Saved data entries:
* * * * *
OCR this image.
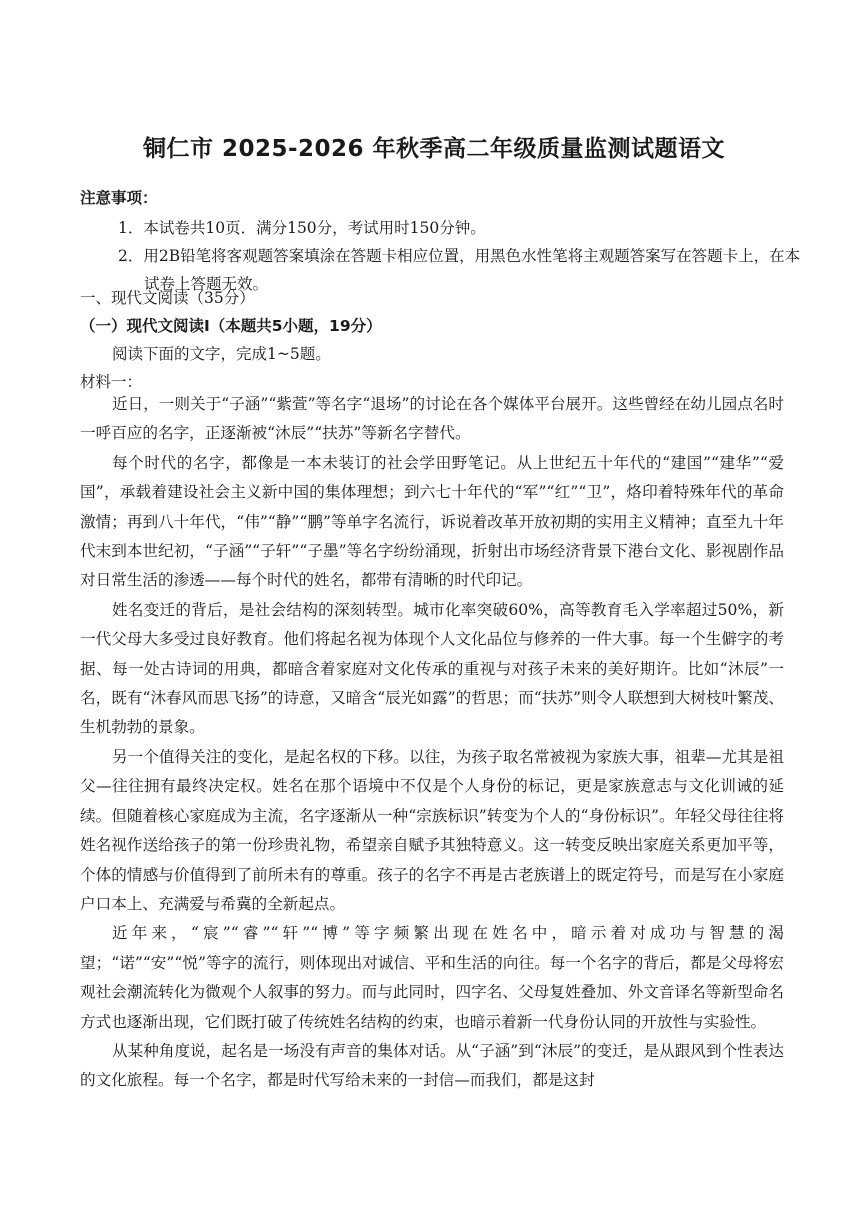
铜仁市 2025-2026 年秋季高二年级质量监测试题语文
注意事项：
1．本试卷共10页．满分150分，考试用时150分钟。
2．用2B铅笔将客观题答案填涂在答题卡相应位置，用黑色水性笔将主观题答案写在答题卡上，在本试卷上答题无效。
一、现代文阅读（35分）
（一）现代文阅读Ⅰ（本题共5小题，19分）
阅读下面的文字，完成1~5题。
材料一：

近日，一则关于“子涵”“紫萱”等名字“退场”的讨论在各个媒体平台展开。这些曾经在幼儿园点名时一呼百应的名字，正逐渐被“沐辰”“扶苏”等新名字替代。

每个时代的名字，都像是一本未装订的社会学田野笔记。从上世纪五十年代的“建国”“建华”“爱国”，承载着建设社会主义新中国的集体理想；到六七十年代的“军”“红”“卫”，烙印着特殊年代的革命激情；再到八十年代，“伟”“静”“鹏”等单字名流行，诉说着改革开放初期的实用主义精神；直至九十年代末到本世纪初，“子涵”“子轩”“子墨”等名字纷纷涌现，折射出市场经济背景下港台文化、影视剧作品对日常生活的渗透——每个时代的姓名，都带有清晰的时代印记。

姓名变迁的背后，是社会结构的深刻转型。城市化率突破60%，高等教育毛入学率超过50%，新一代父母大多受过良好教育。他们将起名视为体现个人文化品位与修养的一件大事。每一个生僻字的考据、每一处古诗词的用典，都暗含着家庭对文化传承的重视与对孩子未来的美好期许。比如“沐辰”一名，既有“沐春风而思飞扬”的诗意，又暗含“辰光如露”的哲思；而“扶苏”则令人联想到大树枝叶繁茂、生机勃勃的景象。

另一个值得关注的变化，是起名权的下移。以往，为孩子取名常被视为家族大事，祖辈—尤其是祖父—往往拥有最终决定权。姓名在那个语境中不仅是个人身份的标记，更是家族意志与文化训诫的延续。但随着核心家庭成为主流，名字逐渐从一种“宗族标识”转变为个人的“身份标识”。年轻父母往往将姓名视作送给孩子的第一份珍贵礼物，希望亲自赋予其独特意义。这一转变反映出家庭关系更加平等，个体的情感与价值得到了前所未有的尊重。孩子的名字不再是古老族谱上的既定符号，而是写在小家庭户口本上、充满爱与希冀的全新起点。

近年来，“宸”“睿”“轩”“博”等字频繁出现在姓名中，暗示着对成功与智慧的渴望；“诺”“安”“悦”等字的流行，则体现出对诚信、平和生活的向往。每一个名字的背后，都是父母将宏观社会潮流转化为微观个人叙事的努力。而与此同时，四字名、父母复姓叠加、外文音译名等新型命名方式也逐渐出现，它们既打破了传统姓名结构的约束，也暗示着新一代身份认同的开放性与实验性。

从某种角度说，起名是一场没有声音的集体对话。从“子涵”到“沐辰”的变迁，是从跟风到个性表达的文化旅程。每一个名字，都是时代写给未来的一封信—而我们，都是这封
* * * * *
The exercise:
Repeat the data in full and exactly. Omit pictures.

Response to this task:
OCR this image.
铜仁市 2025-2026 年秋季高二年级质量监测试题语文
注意事项：
1．本试卷共10页．满分150分，考试用时150分钟。
2．用2B铅笔将客观题答案填涂在答题卡相应位置，用黑色水性笔将主观题答案写在答题卡上，在本试卷上答题无效。
一、现代文阅读（35分）
（一）现代文阅读Ⅰ（本题共5小题，19分）
阅读下面的文字，完成1~5题。
材料一：

近日，一则关于“子涵”“紫萱”等名字“退场”的讨论在各个媒体平台展开。这些曾经在幼儿园点名时一呼百应的名字，正逐渐被“沐辰”“扶苏”等新名字替代。

每个时代的名字，都像是一本未装订的社会学田野笔记。从上世纪五十年代的“建国”“建华”“爱国”，承载着建设社会主义新中国的集体理想；到六七十年代的“军”“红”“卫”，烙印着特殊年代的革命激情；再到八十年代，“伟”“静”“鹏”等单字名流行，诉说着改革开放初期的实用主义精神；直至九十年代末到本世纪初，“子涵”“子轩”“子墨”等名字纷纷涌现，折射出市场经济背景下港台文化、影视剧作品对日常生活的渗透——每个时代的姓名，都带有清晰的时代印记。

姓名变迁的背后，是社会结构的深刻转型。城市化率突破60%，高等教育毛入学率超过50%，新一代父母大多受过良好教育。他们将起名视为体现个人文化品位与修养的一件大事。每一个生僻字的考据、每一处古诗词的用典，都暗含着家庭对文化传承的重视与对孩子未来的美好期许。比如“沐辰”一名，既有“沐春风而思飞扬”的诗意，又暗含“辰光如露”的哲思；而“扶苏”则令人联想到大树枝叶繁茂、生机勃勃的景象。

另一个值得关注的变化，是起名权的下移。以往，为孩子取名常被视为家族大事，祖辈—尤其是祖父—往往拥有最终决定权。姓名在那个语境中不仅是个人身份的标记，更是家族意志与文化训诫的延续。但随着核心家庭成为主流，名字逐渐从一种“宗族标识”转变为个人的“身份标识”。年轻父母往往将姓名视作送给孩子的第一份珍贵礼物，希望亲自赋予其独特意义。这一转变反映出家庭关系更加平等，个体的情感与价值得到了前所未有的尊重。孩子的名字不再是古老族谱上的既定符号，而是写在小家庭户口本上、充满爱与希冀的全新起点。

近年来，“宸”“睿”“轩”“博”等字频繁出现在姓名中，暗示着对成功与智慧的渴望；“诺”“安”“悦”等字的流行，则体现出对诚信、平和生活的向往。每一个名字的背后，都是父母将宏观社会潮流转化为微观个人叙事的努力。而与此同时，四字名、父母复姓叠加、外文音译名等新型命名方式也逐渐出现，它们既打破了传统姓名结构的约束，也暗示着新一代身份认同的开放性与实验性。

从某种角度说，起名是一场没有声音的集体对话。从“子涵”到“沐辰”的变迁，是从跟风到个性表达的文化旅程。每一个名字，都是时代写给未来的一封信—而我们，都是这封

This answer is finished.